To be done: Using the records that follow, copy every line containing the word "marker".

• • • •

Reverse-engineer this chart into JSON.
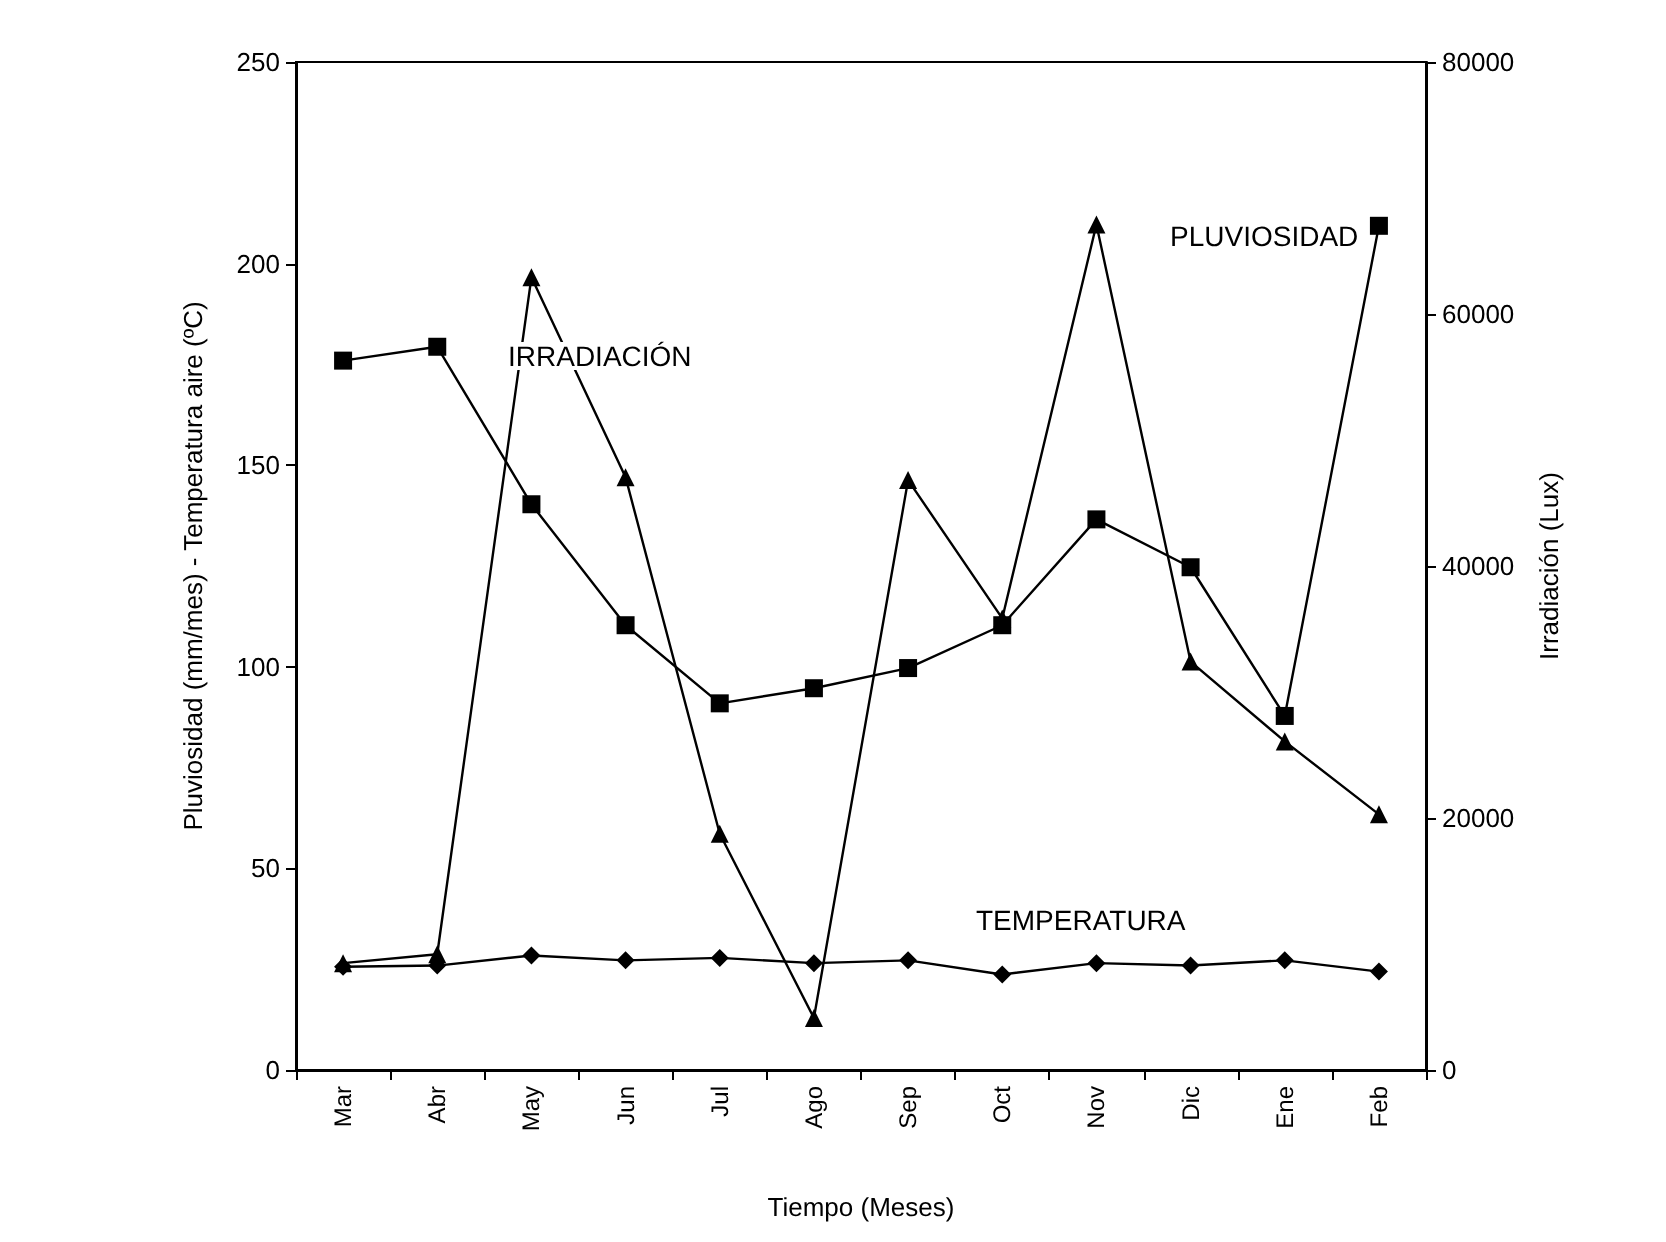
{
  "chart_data": {
    "type": "line",
    "xlabel": "Tiempo (Meses)",
    "ylabel": "Pluviosidad (mm/mes) - Temperatura aire (ºC)",
    "y2label": "Irradiación (Lux)",
    "categories": [
      "Mar",
      "Abr",
      "May",
      "Jun",
      "Jul",
      "Ago",
      "Sep",
      "Oct",
      "Nov",
      "Dic",
      "Ene",
      "Feb"
    ],
    "series": [
      {
        "color": "#000000",
        "marker": "square",
        "axis": "y2",
        "values": [
          56300,
          57400,
          44900,
          35300,
          29100,
          30300,
          31900,
          35300,
          43700,
          39900,
          28100,
          67000
        ]
      },
      {
        "color": "#000000",
        "marker": "triangle",
        "values": [
          26.5,
          28.7,
          196.6,
          147,
          58.6,
          12.9,
          146.3,
          112,
          209.7,
          101.3,
          81.5,
          63.4
        ]
      },
      {
        "color": "#000000",
        "marker": "diamond",
        "values": [
          25.6,
          25.9,
          28.4,
          27.2,
          27.8,
          26.5,
          27.2,
          23.7,
          26.5,
          25.9,
          27.2,
          24.4
        ]
      }
    ],
    "ylim": [
      0,
      250
    ],
    "yticks": [
      0,
      50,
      100,
      150,
      200,
      250
    ],
    "y2lim": [
      0,
      80000
    ],
    "y2ticks": [
      0,
      20000,
      40000,
      60000,
      80000
    ],
    "grid": false,
    "line_style": "solid",
    "annotations": [
      "IRRADIACIÓN",
      "PLUVIOSIDAD",
      "TEMPERATURA"
    ]
  }
}
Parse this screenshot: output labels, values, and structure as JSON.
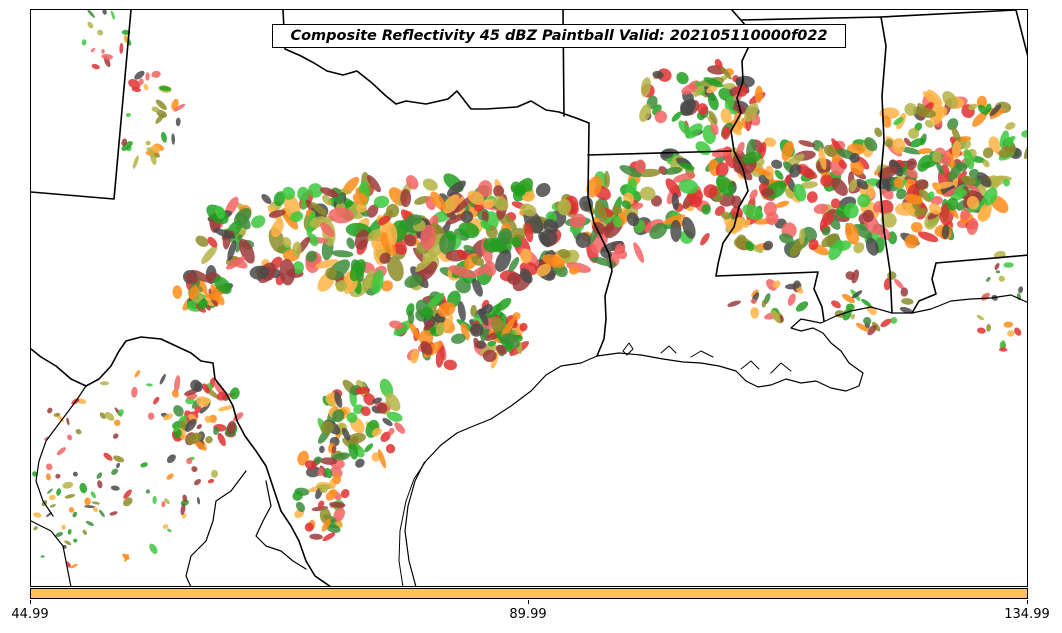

• • • •

The completed task:
        "marker": "square",
        "marker": "triangle",
        "marker": "diamond",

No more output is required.